[DATA FOR PROCESSING]
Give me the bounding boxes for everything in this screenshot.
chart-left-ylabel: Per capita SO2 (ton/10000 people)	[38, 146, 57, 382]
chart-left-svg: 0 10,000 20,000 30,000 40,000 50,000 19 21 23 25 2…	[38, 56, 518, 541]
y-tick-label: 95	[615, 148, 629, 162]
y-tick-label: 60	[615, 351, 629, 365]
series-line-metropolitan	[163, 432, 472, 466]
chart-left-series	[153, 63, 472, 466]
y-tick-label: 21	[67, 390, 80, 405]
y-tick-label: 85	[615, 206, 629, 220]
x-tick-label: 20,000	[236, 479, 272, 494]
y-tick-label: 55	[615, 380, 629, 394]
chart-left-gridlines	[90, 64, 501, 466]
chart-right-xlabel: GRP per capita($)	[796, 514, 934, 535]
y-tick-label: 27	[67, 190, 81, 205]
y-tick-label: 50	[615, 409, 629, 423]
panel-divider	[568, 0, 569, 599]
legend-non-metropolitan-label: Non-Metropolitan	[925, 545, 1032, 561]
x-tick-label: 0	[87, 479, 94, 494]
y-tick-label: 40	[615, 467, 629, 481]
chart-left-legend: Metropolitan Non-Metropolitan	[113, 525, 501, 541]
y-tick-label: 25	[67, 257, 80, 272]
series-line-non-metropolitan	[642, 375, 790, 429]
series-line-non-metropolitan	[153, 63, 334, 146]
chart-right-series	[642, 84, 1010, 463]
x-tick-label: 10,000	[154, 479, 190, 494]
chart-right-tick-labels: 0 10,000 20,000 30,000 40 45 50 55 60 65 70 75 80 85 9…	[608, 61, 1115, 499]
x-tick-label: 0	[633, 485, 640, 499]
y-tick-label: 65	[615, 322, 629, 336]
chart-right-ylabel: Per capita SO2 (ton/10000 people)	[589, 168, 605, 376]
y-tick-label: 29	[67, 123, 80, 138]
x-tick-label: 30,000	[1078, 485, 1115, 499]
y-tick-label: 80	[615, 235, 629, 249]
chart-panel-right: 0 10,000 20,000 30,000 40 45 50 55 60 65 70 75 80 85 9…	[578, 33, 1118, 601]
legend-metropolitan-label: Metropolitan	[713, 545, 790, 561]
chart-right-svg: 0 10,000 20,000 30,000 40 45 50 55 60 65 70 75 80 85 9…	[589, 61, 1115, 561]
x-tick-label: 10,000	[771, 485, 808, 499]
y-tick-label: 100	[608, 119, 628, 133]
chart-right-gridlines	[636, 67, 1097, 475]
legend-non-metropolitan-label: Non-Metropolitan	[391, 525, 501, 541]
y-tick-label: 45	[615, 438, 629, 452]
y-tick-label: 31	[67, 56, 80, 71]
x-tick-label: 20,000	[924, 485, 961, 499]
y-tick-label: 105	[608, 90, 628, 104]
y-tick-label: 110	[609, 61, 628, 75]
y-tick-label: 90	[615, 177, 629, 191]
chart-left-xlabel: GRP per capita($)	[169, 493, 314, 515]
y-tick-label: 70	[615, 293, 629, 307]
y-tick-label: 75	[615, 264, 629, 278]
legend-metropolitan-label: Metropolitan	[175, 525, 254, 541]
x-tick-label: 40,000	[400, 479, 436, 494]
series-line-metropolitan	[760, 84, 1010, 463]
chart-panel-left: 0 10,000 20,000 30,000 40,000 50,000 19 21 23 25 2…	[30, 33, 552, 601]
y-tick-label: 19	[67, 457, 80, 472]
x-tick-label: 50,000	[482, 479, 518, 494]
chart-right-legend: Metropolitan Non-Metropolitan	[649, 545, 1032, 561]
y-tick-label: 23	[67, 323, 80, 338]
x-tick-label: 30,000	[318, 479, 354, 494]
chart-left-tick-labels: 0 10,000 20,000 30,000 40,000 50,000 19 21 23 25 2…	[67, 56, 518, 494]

[WHAT THE EXERCISE ASKS] From the lines above, pull out each one that contains the string "labels". Case counts.

[WRITTEN SOLUTION]
chart-right-tick-labels: 0 10,000 20,000 30,000 40 45 50 55 60 65 70 75 80 85 9…	[608, 61, 1115, 499]
chart-left-tick-labels: 0 10,000 20,000 30,000 40,000 50,000 19 21 23 25 2…	[67, 56, 518, 494]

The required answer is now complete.